**Short task**: Give the number of lines below that contain "price", with no other output.

--------------------------------------------------

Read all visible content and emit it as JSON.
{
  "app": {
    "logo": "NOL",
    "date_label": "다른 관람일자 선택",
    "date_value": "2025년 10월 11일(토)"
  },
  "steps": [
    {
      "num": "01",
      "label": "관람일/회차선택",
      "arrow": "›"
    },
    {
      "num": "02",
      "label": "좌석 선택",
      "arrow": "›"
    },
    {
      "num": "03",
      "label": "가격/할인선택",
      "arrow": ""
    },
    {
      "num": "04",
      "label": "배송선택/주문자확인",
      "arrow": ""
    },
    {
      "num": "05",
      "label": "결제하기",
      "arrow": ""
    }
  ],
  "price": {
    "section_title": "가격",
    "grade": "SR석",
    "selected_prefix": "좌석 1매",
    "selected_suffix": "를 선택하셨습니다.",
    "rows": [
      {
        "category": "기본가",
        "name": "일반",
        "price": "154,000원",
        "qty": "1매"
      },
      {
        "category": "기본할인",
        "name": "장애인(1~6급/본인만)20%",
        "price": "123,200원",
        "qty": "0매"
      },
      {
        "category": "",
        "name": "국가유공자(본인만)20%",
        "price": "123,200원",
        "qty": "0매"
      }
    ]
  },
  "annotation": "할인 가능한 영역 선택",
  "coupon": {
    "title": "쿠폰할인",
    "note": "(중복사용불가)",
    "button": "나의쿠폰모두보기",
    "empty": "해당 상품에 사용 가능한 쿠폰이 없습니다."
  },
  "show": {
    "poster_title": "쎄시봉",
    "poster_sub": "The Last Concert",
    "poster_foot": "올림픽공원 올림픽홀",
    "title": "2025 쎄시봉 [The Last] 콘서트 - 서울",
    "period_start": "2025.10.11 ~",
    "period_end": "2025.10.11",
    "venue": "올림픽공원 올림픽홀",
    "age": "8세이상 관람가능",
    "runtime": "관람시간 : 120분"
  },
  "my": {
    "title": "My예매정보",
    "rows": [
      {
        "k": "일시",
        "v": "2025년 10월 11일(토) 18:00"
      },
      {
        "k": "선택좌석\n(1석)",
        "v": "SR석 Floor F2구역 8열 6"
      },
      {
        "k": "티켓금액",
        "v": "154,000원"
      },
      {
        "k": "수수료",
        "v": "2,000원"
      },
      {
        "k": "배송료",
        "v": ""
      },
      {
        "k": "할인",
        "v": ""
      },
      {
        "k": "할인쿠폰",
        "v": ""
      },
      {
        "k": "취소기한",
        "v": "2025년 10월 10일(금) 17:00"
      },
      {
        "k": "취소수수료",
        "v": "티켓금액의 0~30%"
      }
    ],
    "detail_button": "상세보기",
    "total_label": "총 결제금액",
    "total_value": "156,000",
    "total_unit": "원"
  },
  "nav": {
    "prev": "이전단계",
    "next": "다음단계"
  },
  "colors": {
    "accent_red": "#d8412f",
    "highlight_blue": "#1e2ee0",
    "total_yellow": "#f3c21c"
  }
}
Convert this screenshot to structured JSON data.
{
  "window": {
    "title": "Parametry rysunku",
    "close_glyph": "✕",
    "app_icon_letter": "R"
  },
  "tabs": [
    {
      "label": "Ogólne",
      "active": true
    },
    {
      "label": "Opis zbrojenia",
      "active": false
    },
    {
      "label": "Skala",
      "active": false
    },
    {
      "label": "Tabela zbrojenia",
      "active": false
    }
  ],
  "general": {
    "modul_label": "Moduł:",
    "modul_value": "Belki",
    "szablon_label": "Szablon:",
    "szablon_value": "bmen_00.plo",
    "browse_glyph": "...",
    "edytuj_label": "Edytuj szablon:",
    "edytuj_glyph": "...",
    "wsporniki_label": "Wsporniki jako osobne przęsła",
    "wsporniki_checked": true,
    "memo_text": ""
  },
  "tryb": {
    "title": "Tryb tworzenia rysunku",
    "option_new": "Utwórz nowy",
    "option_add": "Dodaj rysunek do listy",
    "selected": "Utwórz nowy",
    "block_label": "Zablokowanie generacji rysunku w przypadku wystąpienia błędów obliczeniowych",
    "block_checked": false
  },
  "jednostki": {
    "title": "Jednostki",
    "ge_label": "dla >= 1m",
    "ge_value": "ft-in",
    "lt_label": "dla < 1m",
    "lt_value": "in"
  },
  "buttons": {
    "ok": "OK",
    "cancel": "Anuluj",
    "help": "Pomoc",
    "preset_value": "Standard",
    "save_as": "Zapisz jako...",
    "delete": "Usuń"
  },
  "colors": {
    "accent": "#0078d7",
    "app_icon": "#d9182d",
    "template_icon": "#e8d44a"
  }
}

--------------------------------------------------

**Output**: 4